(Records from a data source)
######

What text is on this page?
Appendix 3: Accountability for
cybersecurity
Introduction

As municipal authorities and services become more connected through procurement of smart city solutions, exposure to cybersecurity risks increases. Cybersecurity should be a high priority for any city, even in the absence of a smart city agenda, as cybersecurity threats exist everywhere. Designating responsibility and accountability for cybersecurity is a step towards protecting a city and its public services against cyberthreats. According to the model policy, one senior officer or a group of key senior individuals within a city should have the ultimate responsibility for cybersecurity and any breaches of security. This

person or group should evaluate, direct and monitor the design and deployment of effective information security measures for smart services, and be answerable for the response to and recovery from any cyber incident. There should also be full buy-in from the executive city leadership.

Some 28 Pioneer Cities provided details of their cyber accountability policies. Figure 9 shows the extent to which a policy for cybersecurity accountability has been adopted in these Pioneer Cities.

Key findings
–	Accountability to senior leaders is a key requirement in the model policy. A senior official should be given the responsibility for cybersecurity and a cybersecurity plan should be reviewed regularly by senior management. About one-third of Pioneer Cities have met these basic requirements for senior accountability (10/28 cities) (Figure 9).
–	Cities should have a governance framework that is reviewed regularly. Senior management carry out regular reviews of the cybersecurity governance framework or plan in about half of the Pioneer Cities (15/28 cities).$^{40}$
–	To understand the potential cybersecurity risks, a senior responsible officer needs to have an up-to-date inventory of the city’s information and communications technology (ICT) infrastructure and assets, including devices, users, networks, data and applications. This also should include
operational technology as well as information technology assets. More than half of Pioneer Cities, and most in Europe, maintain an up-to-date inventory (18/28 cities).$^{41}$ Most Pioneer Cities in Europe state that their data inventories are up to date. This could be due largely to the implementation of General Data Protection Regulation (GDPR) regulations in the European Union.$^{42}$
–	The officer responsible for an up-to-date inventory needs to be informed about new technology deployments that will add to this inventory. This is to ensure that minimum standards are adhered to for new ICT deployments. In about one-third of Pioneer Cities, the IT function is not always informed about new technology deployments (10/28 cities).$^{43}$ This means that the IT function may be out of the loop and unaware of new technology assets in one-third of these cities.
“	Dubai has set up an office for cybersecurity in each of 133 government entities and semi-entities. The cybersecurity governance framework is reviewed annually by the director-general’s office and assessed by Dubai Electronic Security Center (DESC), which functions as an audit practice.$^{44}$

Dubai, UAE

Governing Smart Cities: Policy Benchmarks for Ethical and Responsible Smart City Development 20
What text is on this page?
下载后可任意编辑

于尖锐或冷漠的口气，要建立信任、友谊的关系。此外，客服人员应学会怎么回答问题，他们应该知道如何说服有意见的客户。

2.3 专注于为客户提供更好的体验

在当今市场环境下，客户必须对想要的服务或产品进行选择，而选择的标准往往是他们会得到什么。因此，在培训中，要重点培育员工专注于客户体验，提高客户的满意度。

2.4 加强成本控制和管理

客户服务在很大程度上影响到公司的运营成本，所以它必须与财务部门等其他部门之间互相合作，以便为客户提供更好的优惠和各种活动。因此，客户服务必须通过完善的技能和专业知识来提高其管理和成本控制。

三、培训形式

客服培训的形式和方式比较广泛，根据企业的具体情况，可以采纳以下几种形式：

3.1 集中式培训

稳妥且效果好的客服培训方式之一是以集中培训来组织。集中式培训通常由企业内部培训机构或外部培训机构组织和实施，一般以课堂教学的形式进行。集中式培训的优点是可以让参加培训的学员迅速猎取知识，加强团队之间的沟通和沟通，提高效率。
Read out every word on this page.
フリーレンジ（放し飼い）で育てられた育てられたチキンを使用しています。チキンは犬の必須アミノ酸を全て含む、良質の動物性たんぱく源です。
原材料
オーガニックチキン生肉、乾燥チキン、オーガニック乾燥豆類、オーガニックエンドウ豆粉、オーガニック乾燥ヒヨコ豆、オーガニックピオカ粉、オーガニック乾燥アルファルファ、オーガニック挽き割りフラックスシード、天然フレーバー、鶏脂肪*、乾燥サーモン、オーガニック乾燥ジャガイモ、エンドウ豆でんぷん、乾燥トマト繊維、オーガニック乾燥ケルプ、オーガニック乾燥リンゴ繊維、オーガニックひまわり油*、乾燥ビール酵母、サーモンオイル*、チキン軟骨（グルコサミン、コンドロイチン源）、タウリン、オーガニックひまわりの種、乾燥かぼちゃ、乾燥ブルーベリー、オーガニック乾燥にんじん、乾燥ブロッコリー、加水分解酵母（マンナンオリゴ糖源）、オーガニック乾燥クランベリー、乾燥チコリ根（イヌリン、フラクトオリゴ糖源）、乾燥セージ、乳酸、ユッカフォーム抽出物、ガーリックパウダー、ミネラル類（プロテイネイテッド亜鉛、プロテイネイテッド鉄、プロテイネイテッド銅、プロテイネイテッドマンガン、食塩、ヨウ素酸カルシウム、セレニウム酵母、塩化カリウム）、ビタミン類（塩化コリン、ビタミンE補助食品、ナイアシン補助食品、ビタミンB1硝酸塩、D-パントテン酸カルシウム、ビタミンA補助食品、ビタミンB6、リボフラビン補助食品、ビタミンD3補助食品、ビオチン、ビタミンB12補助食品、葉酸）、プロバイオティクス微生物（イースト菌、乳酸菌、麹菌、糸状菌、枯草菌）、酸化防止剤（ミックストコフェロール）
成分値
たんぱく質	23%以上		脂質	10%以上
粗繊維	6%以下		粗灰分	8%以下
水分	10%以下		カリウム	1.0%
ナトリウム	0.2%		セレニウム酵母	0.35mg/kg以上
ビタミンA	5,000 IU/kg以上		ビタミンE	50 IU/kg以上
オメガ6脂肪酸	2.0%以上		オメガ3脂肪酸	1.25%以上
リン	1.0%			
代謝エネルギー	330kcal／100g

######

• **Requirement**
Make an exact copy of the data above.

• **Response**
What text is on this page?
Appendix 3: Accountability for
cybersecurity
Introduction

As municipal authorities and services become more connected through procurement of smart city solutions, exposure to cybersecurity risks increases. Cybersecurity should be a high priority for any city, even in the absence of a smart city agenda, as cybersecurity threats exist everywhere. Designating responsibility and accountability for cybersecurity is a step towards protecting a city and its public services against cyberthreats. According to the model policy, one senior officer or a group of key senior individuals within a city should have the ultimate responsibility for cybersecurity and any breaches of security. This

person or group should evaluate, direct and monitor the design and deployment of effective information security measures for smart services, and be answerable for the response to and recovery from any cyber incident. There should also be full buy-in from the executive city leadership.

Some 28 Pioneer Cities provided details of their cyber accountability policies. Figure 9 shows the extent to which a policy for cybersecurity accountability has been adopted in these Pioneer Cities.

Key findings
–	Accountability to senior leaders is a key requirement in the model policy. A senior official should be given the responsibility for cybersecurity and a cybersecurity plan should be reviewed regularly by senior management. About one-third of Pioneer Cities have met these basic requirements for senior accountability (10/28 cities) (Figure 9).
–	Cities should have a governance framework that is reviewed regularly. Senior management carry out regular reviews of the cybersecurity governance framework or plan in about half of the Pioneer Cities (15/28 cities).$^{40}$
–	To understand the potential cybersecurity risks, a senior responsible officer needs to have an up-to-date inventory of the city’s information and communications technology (ICT) infrastructure and assets, including devices, users, networks, data and applications. This also should include
operational technology as well as information technology assets. More than half of Pioneer Cities, and most in Europe, maintain an up-to-date inventory (18/28 cities).$^{41}$ Most Pioneer Cities in Europe state that their data inventories are up to date. This could be due largely to the implementation of General Data Protection Regulation (GDPR) regulations in the European Union.$^{42}$
–	The officer responsible for an up-to-date inventory needs to be informed about new technology deployments that will add to this inventory. This is to ensure that minimum standards are adhered to for new ICT deployments. In about one-third of Pioneer Cities, the IT function is not always informed about new technology deployments (10/28 cities).$^{43}$ This means that the IT function may be out of the loop and unaware of new technology assets in one-third of these cities.
“	Dubai has set up an office for cybersecurity in each of 133 government entities and semi-entities. The cybersecurity governance framework is reviewed annually by the director-general’s office and assessed by Dubai Electronic Security Center (DESC), which functions as an audit practice.$^{44}$

Dubai, UAE

Governing Smart Cities: Policy Benchmarks for Ethical and Responsible Smart City Development 20
What text is on this page?
下载后可任意编辑

于尖锐或冷漠的口气，要建立信任、友谊的关系。此外，客服人员应学会怎么回答问题，他们应该知道如何说服有意见的客户。

2.3 专注于为客户提供更好的体验

在当今市场环境下，客户必须对想要的服务或产品进行选择，而选择的标准往往是他们会得到什么。因此，在培训中，要重点培育员工专注于客户体验，提高客户的满意度。

2.4 加强成本控制和管理

客户服务在很大程度上影响到公司的运营成本，所以它必须与财务部门等其他部门之间互相合作，以便为客户提供更好的优惠和各种活动。因此，客户服务必须通过完善的技能和专业知识来提高其管理和成本控制。

三、培训形式

客服培训的形式和方式比较广泛，根据企业的具体情况，可以采纳以下几种形式：

3.1 集中式培训

稳妥且效果好的客服培训方式之一是以集中培训来组织。集中式培训通常由企业内部培训机构或外部培训机构组织和实施，一般以课堂教学的形式进行。集中式培训的优点是可以让参加培训的学员迅速猎取知识，加强团队之间的沟通和沟通，提高效率。
Read out every word on this page.
フリーレンジ（放し飼い）で育てられた育てられたチキンを使用しています。チキンは犬の必須アミノ酸を全て含む、良質の動物性たんぱく源です。
原材料
オーガニックチキン生肉、乾燥チキン、オーガニック乾燥豆類、オーガニックエンドウ豆粉、オーガニック乾燥ヒヨコ豆、オーガニックピオカ粉、オーガニック乾燥アルファルファ、オーガニック挽き割りフラックスシード、天然フレーバー、鶏脂肪*、乾燥サーモン、オーガニック乾燥ジャガイモ、エンドウ豆でんぷん、乾燥トマト繊維、オーガニック乾燥ケルプ、オーガニック乾燥リンゴ繊維、オーガニックひまわり油*、乾燥ビール酵母、サーモンオイル*、チキン軟骨（グルコサミン、コンドロイチン源）、タウリン、オーガニックひまわりの種、乾燥かぼちゃ、乾燥ブルーベリー、オーガニック乾燥にんじん、乾燥ブロッコリー、加水分解酵母（マンナンオリゴ糖源）、オーガニック乾燥クランベリー、乾燥チコリ根（イヌリン、フラクトオリゴ糖源）、乾燥セージ、乳酸、ユッカフォーム抽出物、ガーリックパウダー、ミネラル類（プロテイネイテッド亜鉛、プロテイネイテッド鉄、プロテイネイテッド銅、プロテイネイテッドマンガン、食塩、ヨウ素酸カルシウム、セレニウム酵母、塩化カリウム）、ビタミン類（塩化コリン、ビタミンE補助食品、ナイアシン補助食品、ビタミンB1硝酸塩、D-パントテン酸カルシウム、ビタミンA補助食品、ビタミンB6、リボフラビン補助食品、ビタミンD3補助食品、ビオチン、ビタミンB12補助食品、葉酸）、プロバイオティクス微生物（イースト菌、乳酸菌、麹菌、糸状菌、枯草菌）、酸化防止剤（ミックストコフェロール）
成分値
たんぱく質	23%以上		脂質	10%以上
粗繊維	6%以下		粗灰分	8%以下
水分	10%以下		カリウム	1.0%
ナトリウム	0.2%		セレニウム酵母	0.35mg/kg以上
ビタミンA	5,000 IU/kg以上		ビタミンE	50 IU/kg以上
オメガ6脂肪酸	2.0%以上		オメガ3脂肪酸	1.25%以上
リン	1.0%			
代謝エネルギー	330kcal／100g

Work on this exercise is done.